■ **Problem to solve**:
Your task is to quote the material that follows, in full and exactly.

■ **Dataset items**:
◇ ◇ ◇ ◇ ◇ ◇ ◇

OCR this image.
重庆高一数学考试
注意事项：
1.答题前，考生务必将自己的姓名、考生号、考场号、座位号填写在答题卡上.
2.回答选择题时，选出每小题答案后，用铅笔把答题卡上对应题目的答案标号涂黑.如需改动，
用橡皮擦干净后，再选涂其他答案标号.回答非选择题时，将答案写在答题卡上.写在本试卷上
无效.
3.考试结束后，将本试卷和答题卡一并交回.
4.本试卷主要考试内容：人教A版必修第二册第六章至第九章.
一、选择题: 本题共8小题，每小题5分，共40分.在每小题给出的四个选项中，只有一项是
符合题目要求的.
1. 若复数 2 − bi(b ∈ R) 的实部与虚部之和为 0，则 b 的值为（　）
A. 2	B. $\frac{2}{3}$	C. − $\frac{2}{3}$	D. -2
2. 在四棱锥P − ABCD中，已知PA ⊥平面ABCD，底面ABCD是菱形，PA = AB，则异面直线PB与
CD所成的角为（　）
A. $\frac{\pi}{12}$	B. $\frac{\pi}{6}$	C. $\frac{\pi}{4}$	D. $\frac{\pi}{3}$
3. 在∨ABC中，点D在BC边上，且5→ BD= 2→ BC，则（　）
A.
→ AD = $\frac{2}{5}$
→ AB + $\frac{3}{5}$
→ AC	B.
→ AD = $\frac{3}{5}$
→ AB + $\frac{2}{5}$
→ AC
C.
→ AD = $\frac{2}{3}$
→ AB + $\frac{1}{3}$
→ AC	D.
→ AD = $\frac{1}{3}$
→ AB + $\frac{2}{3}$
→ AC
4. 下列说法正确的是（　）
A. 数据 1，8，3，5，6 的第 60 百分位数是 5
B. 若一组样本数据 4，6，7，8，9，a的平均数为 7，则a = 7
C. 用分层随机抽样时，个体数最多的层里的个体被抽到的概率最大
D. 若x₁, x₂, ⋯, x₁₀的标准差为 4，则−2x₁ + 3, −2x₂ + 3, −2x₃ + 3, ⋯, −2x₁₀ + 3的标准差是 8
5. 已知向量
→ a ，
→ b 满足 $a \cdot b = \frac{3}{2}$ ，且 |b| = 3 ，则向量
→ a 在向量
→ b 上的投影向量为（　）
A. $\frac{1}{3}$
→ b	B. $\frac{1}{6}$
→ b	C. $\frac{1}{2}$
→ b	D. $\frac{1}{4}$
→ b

◇ ◇ ◇ ◇ ◇ ◇ ◇

■ **Result for this exercise**:
OCR this image.
重庆高一数学考试
注意事项：
1.答题前，考生务必将自己的姓名、考生号、考场号、座位号填写在答题卡上.
2.回答选择题时，选出每小题答案后，用铅笔把答题卡上对应题目的答案标号涂黑.如需改动，
用橡皮擦干净后，再选涂其他答案标号.回答非选择题时，将答案写在答题卡上.写在本试卷上
无效.
3.考试结束后，将本试卷和答题卡一并交回.
4.本试卷主要考试内容：人教A版必修第二册第六章至第九章.
一、选择题: 本题共8小题，每小题5分，共40分.在每小题给出的四个选项中，只有一项是
符合题目要求的.
1. 若复数 2 − bi(b ∈ R) 的实部与虚部之和为 0，则 b 的值为（　）
A. 2	B. $\frac{2}{3}$	C. − $\frac{2}{3}$	D. -2
2. 在四棱锥P − ABCD中，已知PA ⊥平面ABCD，底面ABCD是菱形，PA = AB，则异面直线PB与
CD所成的角为（　）
A. $\frac{\pi}{12}$	B. $\frac{\pi}{6}$	C. $\frac{\pi}{4}$	D. $\frac{\pi}{3}$
3. 在∨ABC中，点D在BC边上，且5→ BD= 2→ BC，则（　）
A.
→ AD = $\frac{2}{5}$
→ AB + $\frac{3}{5}$
→ AC	B.
→ AD = $\frac{3}{5}$
→ AB + $\frac{2}{5}$
→ AC
C.
→ AD = $\frac{2}{3}$
→ AB + $\frac{1}{3}$
→ AC	D.
→ AD = $\frac{1}{3}$
→ AB + $\frac{2}{3}$
→ AC
4. 下列说法正确的是（　）
A. 数据 1，8，3，5，6 的第 60 百分位数是 5
B. 若一组样本数据 4，6，7，8，9，a的平均数为 7，则a = 7
C. 用分层随机抽样时，个体数最多的层里的个体被抽到的概率最大
D. 若x₁, x₂, ⋯, x₁₀的标准差为 4，则−2x₁ + 3, −2x₂ + 3, −2x₃ + 3, ⋯, −2x₁₀ + 3的标准差是 8
5. 已知向量
→ a ，
→ b 满足 $a \cdot b = \frac{3}{2}$ ，且 |b| = 3 ，则向量
→ a 在向量
→ b 上的投影向量为（　）
A. $\frac{1}{3}$
→ b	B. $\frac{1}{6}$
→ b	C. $\frac{1}{2}$
→ b	D. $\frac{1}{4}$
→ b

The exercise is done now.